What you are asked to do =
Reproduce the passage of the lost-memories post between "I spent a couple" and "need a key.", inclusive, substituting "stockpiling" for "hoarding".

[Start Given text]

Lost memories and a lost week
Hey,
Last week when I was visiting my mom, I was tasked with sorting through what old tapes and photos I wanted to keep. She had started to slowly clean out all of our old stuff and there were stacks of Disney VHS among a few home movies, notably my short-lived acting and karate careers. Sadly those two never intersected.
I spent a couple of hours trying to find a way to digitize the VHS and “scanned” a few old photos my mom had saved that I wanted to keep. Have you ever done this? I find it hard to balance deciding what to save vs. hoarding everything because you never know what you will want to share with your friends, loved ones, or future children.
We always think think we will remember everything because the memories are ours; they live within us. But memories are like little vaults, individually locked within your brain. Each experience you have creates a new vault where you store emotions, sounds, pictures, smells. Sometimes these vaults are poorly protected, allowing you to easily open them and recall the memory. Other times, you need a key.

[End Given text]
[Start Supplied data]

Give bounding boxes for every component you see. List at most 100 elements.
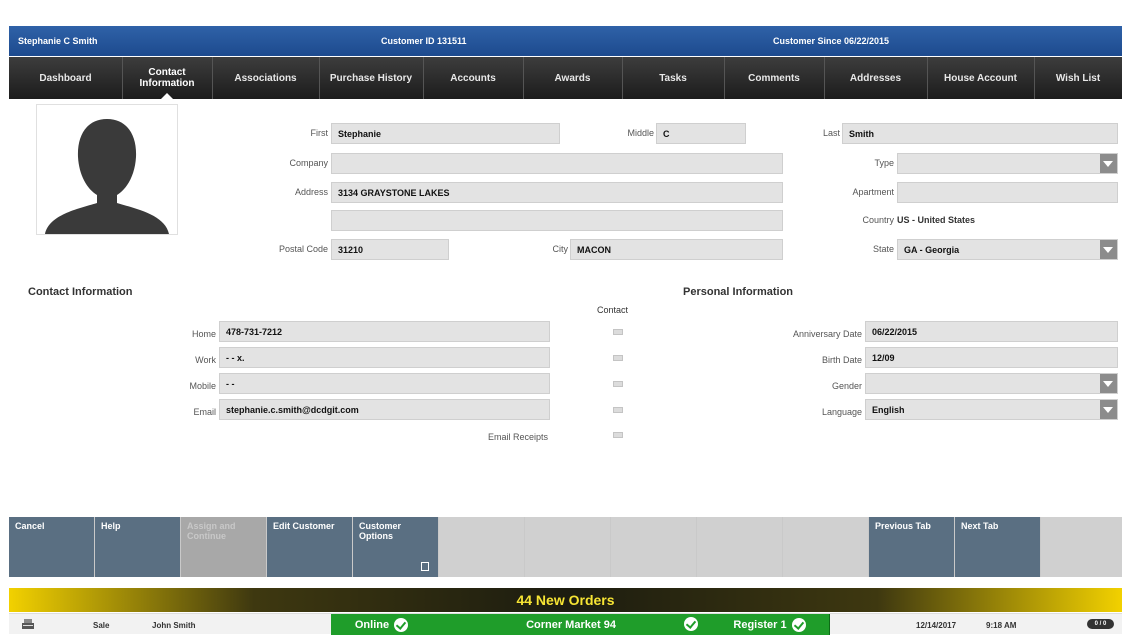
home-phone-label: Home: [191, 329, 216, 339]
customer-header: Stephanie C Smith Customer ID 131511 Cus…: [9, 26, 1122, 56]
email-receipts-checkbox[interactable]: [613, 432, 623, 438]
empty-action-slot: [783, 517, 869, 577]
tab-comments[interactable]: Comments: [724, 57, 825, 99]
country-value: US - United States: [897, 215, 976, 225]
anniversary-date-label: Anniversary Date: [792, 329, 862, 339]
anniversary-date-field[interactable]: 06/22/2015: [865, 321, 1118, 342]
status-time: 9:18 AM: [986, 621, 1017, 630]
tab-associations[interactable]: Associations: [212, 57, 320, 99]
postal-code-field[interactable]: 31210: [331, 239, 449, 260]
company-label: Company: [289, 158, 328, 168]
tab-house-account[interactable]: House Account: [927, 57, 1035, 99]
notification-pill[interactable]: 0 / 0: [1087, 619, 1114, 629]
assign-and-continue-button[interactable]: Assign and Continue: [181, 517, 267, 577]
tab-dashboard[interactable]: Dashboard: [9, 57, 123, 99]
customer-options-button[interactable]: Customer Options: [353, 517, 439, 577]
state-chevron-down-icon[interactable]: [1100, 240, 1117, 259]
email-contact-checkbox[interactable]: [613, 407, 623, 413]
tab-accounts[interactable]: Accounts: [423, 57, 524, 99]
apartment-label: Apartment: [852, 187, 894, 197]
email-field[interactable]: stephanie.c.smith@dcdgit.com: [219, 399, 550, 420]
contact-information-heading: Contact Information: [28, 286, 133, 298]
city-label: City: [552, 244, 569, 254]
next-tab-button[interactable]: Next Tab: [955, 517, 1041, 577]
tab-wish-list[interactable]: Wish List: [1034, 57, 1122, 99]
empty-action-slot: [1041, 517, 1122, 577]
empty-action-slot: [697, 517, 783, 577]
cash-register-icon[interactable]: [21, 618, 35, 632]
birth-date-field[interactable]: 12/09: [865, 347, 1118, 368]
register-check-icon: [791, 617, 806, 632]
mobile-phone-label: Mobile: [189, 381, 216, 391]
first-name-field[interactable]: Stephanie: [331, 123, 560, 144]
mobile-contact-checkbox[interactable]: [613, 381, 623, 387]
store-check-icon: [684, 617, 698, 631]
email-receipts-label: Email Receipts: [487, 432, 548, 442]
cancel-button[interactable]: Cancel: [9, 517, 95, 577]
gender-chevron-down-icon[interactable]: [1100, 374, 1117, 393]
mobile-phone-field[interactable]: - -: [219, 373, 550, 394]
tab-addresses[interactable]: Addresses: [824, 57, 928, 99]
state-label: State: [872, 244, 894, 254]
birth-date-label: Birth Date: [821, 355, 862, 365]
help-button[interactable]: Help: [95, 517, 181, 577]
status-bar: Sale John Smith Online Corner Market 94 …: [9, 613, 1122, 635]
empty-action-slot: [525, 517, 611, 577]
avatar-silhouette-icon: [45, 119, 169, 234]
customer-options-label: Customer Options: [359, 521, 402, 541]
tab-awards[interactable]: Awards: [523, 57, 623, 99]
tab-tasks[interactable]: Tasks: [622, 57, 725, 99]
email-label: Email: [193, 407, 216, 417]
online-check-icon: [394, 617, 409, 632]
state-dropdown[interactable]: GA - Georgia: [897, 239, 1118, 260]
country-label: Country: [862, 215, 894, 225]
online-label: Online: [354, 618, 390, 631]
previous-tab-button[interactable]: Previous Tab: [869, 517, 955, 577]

[End Supplied data]

Response below =
I spent a couple of hours trying to find a way to digitize the VHS and “scanned” a few old photos my mom had saved that I wanted to keep. Have you ever done this? I find it hard to balance deciding what to save vs. stockpiling everything because you never know what you will want to share with your friends, loved ones, or future children.
We always think think we will remember everything because the memories are ours; they live within us. But memories are like little vaults, individually locked within your brain. Each experience you have creates a new vault where you store emotions, sounds, pictures, smells. Sometimes these vaults are poorly protected, allowing you to easily open them and recall the memory. Other times, you need a key.